→ **Task instructions**:
Retype the full set of records. Keep every character identical.

→ **Collected data entries**:
________________

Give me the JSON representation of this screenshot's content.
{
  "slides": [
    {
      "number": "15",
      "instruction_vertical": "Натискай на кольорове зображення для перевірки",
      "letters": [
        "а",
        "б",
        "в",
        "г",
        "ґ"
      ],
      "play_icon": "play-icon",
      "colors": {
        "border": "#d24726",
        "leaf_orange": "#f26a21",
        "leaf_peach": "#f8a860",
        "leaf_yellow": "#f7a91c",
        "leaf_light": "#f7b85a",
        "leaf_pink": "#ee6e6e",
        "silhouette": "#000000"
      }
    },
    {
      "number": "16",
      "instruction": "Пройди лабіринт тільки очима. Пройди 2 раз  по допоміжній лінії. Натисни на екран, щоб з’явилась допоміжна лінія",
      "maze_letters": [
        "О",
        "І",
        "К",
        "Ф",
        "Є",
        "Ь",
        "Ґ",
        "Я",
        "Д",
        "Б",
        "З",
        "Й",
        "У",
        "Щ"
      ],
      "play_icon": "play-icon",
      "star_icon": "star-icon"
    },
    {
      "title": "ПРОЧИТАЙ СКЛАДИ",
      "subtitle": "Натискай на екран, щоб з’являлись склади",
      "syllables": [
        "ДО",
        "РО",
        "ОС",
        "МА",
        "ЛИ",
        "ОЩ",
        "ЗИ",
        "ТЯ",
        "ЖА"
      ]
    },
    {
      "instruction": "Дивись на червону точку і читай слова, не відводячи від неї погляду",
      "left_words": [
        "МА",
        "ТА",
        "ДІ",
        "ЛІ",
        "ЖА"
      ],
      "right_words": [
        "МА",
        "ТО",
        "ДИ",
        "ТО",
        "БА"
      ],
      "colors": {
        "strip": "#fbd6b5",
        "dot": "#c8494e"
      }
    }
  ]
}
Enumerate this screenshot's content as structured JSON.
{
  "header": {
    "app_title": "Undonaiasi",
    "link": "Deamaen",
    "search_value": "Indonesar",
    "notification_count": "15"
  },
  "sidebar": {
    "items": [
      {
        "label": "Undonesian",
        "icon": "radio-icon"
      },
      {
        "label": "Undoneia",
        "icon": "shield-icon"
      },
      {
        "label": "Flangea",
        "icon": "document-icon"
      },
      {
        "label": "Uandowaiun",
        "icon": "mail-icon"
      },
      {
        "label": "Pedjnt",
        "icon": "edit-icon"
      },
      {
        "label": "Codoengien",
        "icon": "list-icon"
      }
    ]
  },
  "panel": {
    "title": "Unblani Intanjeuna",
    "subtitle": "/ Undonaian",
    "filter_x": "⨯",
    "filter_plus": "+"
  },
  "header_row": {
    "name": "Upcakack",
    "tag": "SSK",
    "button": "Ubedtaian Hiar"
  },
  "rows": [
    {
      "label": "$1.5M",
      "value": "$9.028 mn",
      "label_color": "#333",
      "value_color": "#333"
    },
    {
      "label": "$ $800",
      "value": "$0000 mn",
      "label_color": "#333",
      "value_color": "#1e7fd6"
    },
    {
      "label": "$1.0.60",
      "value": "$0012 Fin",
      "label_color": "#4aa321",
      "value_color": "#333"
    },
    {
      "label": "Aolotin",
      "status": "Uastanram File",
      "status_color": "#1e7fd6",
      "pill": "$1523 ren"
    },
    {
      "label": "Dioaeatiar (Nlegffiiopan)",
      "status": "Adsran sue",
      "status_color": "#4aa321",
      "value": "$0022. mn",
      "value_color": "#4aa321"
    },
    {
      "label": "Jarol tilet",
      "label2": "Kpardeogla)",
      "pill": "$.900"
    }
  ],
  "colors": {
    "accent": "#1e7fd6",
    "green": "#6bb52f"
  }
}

________________

→ **Full solution**:
Give me the JSON representation of this screenshot's content.
{
  "slides": [
    {
      "number": "15",
      "instruction_vertical": "Натискай на кольорове зображення для перевірки",
      "letters": [
        "а",
        "б",
        "в",
        "г",
        "ґ"
      ],
      "play_icon": "play-icon",
      "colors": {
        "border": "#d24726",
        "leaf_orange": "#f26a21",
        "leaf_peach": "#f8a860",
        "leaf_yellow": "#f7a91c",
        "leaf_light": "#f7b85a",
        "leaf_pink": "#ee6e6e",
        "silhouette": "#000000"
      }
    },
    {
      "number": "16",
      "instruction": "Пройди лабіринт тільки очима. Пройди 2 раз  по допоміжній лінії. Натисни на екран, щоб з’явилась допоміжна лінія",
      "maze_letters": [
        "О",
        "І",
        "К",
        "Ф",
        "Є",
        "Ь",
        "Ґ",
        "Я",
        "Д",
        "Б",
        "З",
        "Й",
        "У",
        "Щ"
      ],
      "play_icon": "play-icon",
      "star_icon": "star-icon"
    },
    {
      "title": "ПРОЧИТАЙ СКЛАДИ",
      "subtitle": "Натискай на екран, щоб з’являлись склади",
      "syllables": [
        "ДО",
        "РО",
        "ОС",
        "МА",
        "ЛИ",
        "ОЩ",
        "ЗИ",
        "ТЯ",
        "ЖА"
      ]
    },
    {
      "instruction": "Дивись на червону точку і читай слова, не відводячи від неї погляду",
      "left_words": [
        "МА",
        "ТА",
        "ДІ",
        "ЛІ",
        "ЖА"
      ],
      "right_words": [
        "МА",
        "ТО",
        "ДИ",
        "ТО",
        "БА"
      ],
      "colors": {
        "strip": "#fbd6b5",
        "dot": "#c8494e"
      }
    }
  ]
}
Enumerate this screenshot's content as structured JSON.
{
  "header": {
    "app_title": "Undonaiasi",
    "link": "Deamaen",
    "search_value": "Indonesar",
    "notification_count": "15"
  },
  "sidebar": {
    "items": [
      {
        "label": "Undonesian",
        "icon": "radio-icon"
      },
      {
        "label": "Undoneia",
        "icon": "shield-icon"
      },
      {
        "label": "Flangea",
        "icon": "document-icon"
      },
      {
        "label": "Uandowaiun",
        "icon": "mail-icon"
      },
      {
        "label": "Pedjnt",
        "icon": "edit-icon"
      },
      {
        "label": "Codoengien",
        "icon": "list-icon"
      }
    ]
  },
  "panel": {
    "title": "Unblani Intanjeuna",
    "subtitle": "/ Undonaian",
    "filter_x": "⨯",
    "filter_plus": "+"
  },
  "header_row": {
    "name": "Upcakack",
    "tag": "SSK",
    "button": "Ubedtaian Hiar"
  },
  "rows": [
    {
      "label": "$1.5M",
      "value": "$9.028 mn",
      "label_color": "#333",
      "value_color": "#333"
    },
    {
      "label": "$ $800",
      "value": "$0000 mn",
      "label_color": "#333",
      "value_color": "#1e7fd6"
    },
    {
      "label": "$1.0.60",
      "value": "$0012 Fin",
      "label_color": "#4aa321",
      "value_color": "#333"
    },
    {
      "label": "Aolotin",
      "status": "Uastanram File",
      "status_color": "#1e7fd6",
      "pill": "$1523 ren"
    },
    {
      "label": "Dioaeatiar (Nlegffiiopan)",
      "status": "Adsran sue",
      "status_color": "#4aa321",
      "value": "$0022. mn",
      "value_color": "#4aa321"
    },
    {
      "label": "Jarol tilet",
      "label2": "Kpardeogla)",
      "pill": "$.900"
    }
  ],
  "colors": {
    "accent": "#1e7fd6",
    "green": "#6bb52f"
  }
}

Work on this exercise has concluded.